FOTOS: LUIS MONTEMAYOR
Como saben mis colegas, una buena novela debe ser como una ecuación que plantea varias incógnitas y despeja todos los misterios de un modo asombroso, hasta quedarse con un resultado implacable. Si el cuento es un jardín donde ocurre algo extraño, la novela es una mansión que guarda un secreto en cada recámara. No nos ofrece una sola emoción, sino muchas; no da respuestas sino preguntas y antes que sacar conclusiones prefiere contar historias e inventar personajes. En cuanto uno lee las primeras frases descubre que ha sido atrapado por algo similar a una corriente discreta al principio, irresistible después, que nos atrae cada vez con más fuerza hacia la frase final. No debe haber línea sin un dato, y no puede haber párrafos que no contribuyan a crear una imagen. El tiempo y las leyes de la física e incluso las nociones más elementales del sentido común funcionan allí de otra manera: uno puede resumir veinte años en una frase, saltar todos los momentos aburridos con un parpadeo o bien, hacer que un instante dure tanto como dure el relato; lejos de volverse sencilla y predecible, la ruta principal tiende a ramificarse, a volver sobre sí misma sin previo aviso, y con ello adquiere su propio equilibrio y geometría; en lugar de detenerse ante el peligro o los prejuicios morales, los personajes siguen avanzando hasta que viven una aventura a riesgo de sus vidas. Si uno escribe novelas pensando en que serían una buena película no está pensando como un novelista, y si un director pretende reproducir una novela tal cual, tampoco sabe mucho de cine. Una buena novela no sólo cuenta la transformación del protagonista, sino que de algún modo araña y transforma para siempre a quienes la han leído, empezando por el autor. Y ocurre un efecto impredecible, aún para los escritores: cada vez que uno termina una novela, ocurren cosas inesperadas.

◇ ◇ ◇ ◇ ◇

ENUNCIADO A
Responde según el fragmento sobre la novela:
(i) ¿Con qué compara el fragmento al cuento?
(ii) ¿Qué no debe haber en una novela, según el texto?
(iii) ¿Qué ocurre cada vez que uno termina una novela?

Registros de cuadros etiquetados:

◇ ◇ ◇ ◇ ◇

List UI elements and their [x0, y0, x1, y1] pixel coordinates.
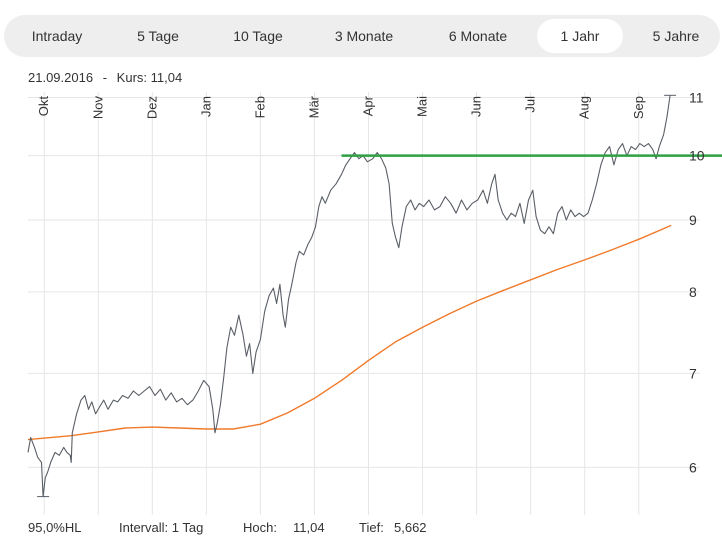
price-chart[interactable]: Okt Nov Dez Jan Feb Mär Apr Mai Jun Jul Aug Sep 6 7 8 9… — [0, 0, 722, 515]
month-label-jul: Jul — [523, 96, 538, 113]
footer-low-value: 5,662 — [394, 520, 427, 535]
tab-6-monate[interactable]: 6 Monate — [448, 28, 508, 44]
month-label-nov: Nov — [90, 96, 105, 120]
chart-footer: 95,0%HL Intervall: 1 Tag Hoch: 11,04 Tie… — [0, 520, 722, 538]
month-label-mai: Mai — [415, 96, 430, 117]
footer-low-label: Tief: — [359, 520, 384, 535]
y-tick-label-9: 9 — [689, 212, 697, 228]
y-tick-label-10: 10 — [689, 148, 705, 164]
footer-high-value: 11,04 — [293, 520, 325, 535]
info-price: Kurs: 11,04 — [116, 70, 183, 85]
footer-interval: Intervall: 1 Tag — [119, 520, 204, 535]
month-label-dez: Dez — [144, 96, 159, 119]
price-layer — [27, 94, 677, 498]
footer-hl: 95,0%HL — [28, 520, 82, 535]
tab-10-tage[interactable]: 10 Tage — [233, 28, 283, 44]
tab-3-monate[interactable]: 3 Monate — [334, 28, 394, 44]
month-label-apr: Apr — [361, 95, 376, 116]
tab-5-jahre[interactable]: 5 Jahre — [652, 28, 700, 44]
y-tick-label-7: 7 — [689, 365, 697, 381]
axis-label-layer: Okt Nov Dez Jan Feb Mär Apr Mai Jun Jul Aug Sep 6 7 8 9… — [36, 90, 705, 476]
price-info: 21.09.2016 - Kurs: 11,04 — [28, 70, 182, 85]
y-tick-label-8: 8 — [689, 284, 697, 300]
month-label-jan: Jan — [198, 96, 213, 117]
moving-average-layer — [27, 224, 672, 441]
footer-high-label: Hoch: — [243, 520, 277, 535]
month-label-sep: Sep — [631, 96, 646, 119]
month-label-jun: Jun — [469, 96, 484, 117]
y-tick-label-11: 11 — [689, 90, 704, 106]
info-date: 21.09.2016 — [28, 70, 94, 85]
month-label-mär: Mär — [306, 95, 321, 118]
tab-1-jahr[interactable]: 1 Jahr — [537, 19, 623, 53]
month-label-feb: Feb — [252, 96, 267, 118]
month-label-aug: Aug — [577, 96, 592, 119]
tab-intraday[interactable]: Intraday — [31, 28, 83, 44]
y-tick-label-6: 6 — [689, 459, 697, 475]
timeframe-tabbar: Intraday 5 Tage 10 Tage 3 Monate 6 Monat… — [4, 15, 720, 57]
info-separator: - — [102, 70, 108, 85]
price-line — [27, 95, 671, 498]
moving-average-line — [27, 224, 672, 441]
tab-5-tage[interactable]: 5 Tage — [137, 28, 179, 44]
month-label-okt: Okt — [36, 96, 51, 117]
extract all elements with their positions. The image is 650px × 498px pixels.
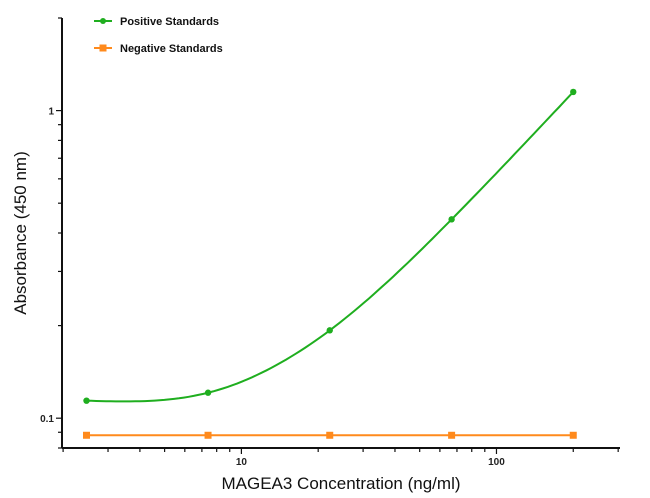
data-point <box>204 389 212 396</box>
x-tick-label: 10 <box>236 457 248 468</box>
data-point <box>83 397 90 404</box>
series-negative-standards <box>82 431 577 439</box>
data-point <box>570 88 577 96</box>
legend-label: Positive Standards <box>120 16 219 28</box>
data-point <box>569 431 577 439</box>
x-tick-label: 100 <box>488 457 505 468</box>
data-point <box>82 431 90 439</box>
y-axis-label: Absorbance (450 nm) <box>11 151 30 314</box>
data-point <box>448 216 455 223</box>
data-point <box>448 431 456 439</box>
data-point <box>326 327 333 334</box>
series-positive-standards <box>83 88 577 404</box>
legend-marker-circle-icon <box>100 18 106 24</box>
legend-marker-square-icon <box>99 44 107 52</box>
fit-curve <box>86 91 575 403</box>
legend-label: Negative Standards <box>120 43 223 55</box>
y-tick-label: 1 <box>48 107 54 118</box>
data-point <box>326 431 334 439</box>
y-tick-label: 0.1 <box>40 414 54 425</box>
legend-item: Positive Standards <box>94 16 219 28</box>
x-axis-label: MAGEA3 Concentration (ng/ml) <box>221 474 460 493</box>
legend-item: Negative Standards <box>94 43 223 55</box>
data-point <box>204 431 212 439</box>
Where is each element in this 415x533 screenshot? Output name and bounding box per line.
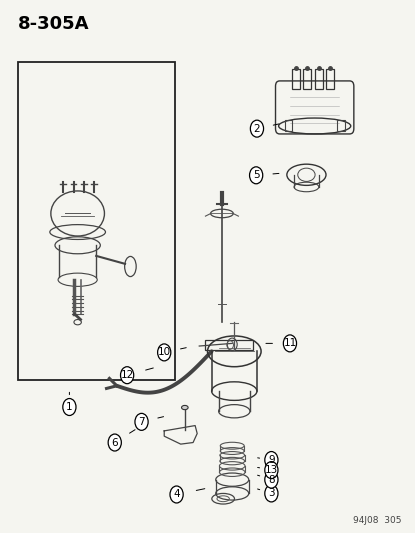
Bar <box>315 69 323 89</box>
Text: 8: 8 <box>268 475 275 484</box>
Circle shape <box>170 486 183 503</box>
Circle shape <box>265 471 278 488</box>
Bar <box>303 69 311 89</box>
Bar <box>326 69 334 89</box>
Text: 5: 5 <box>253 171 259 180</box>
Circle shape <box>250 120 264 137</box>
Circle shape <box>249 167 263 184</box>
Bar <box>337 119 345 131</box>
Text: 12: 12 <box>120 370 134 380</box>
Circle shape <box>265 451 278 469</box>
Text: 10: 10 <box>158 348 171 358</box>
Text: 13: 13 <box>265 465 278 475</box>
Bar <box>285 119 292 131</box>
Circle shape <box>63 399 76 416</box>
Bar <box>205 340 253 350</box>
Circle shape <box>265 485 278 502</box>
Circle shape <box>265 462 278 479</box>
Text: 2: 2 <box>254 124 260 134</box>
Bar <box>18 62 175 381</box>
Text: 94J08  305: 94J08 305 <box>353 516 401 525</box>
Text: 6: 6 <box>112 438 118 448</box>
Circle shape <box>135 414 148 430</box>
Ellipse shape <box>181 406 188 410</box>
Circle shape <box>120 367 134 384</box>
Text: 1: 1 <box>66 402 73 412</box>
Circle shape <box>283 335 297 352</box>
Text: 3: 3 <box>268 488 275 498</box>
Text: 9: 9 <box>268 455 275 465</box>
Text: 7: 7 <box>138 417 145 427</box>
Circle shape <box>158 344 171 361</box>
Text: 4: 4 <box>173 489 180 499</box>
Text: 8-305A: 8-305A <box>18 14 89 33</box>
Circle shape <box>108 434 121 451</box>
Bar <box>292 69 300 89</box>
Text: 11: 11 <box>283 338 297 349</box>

◇ ◇ ◇ ◇ ◇

ENUNCIADO B
Devuelve sin cambios las líneas del listado, desde la que contiene "price-chart[interactable]: Okt Nov" hasta la que contiene "price-layer — [27, 94, 677, 498]", ambas incluidas.

SOLUCIÓN A
(i) Con un jardín donde ocurre algo extraño.
(ii) No debe haber línea sin un dato.
(iii) Ocurren cosas inesperadas.

SOLUCIÓN B
price-chart[interactable]: Okt Nov Dez Jan Feb Mär Apr Mai Jun Jul Aug Sep 6 7 8 9… — [0, 0, 722, 515]
month-label-jul: Jul — [523, 96, 538, 113]
footer-low-value: 5,662 — [394, 520, 427, 535]
tab-6-monate[interactable]: 6 Monate — [448, 28, 508, 44]
month-label-nov: Nov — [90, 96, 105, 120]
chart-footer: 95,0%HL Intervall: 1 Tag Hoch: 11,04 Tie… — [0, 520, 722, 538]
month-label-mai: Mai — [415, 96, 430, 117]
footer-low-label: Tief: — [359, 520, 384, 535]
y-tick-label-9: 9 — [689, 212, 697, 228]
y-tick-label-10: 10 — [689, 148, 705, 164]
footer-high-value: 11,04 — [293, 520, 325, 535]
info-price: Kurs: 11,04 — [116, 70, 183, 85]
footer-interval: Intervall: 1 Tag — [119, 520, 204, 535]
month-label-dez: Dez — [144, 96, 159, 119]
price-layer — [27, 94, 677, 498]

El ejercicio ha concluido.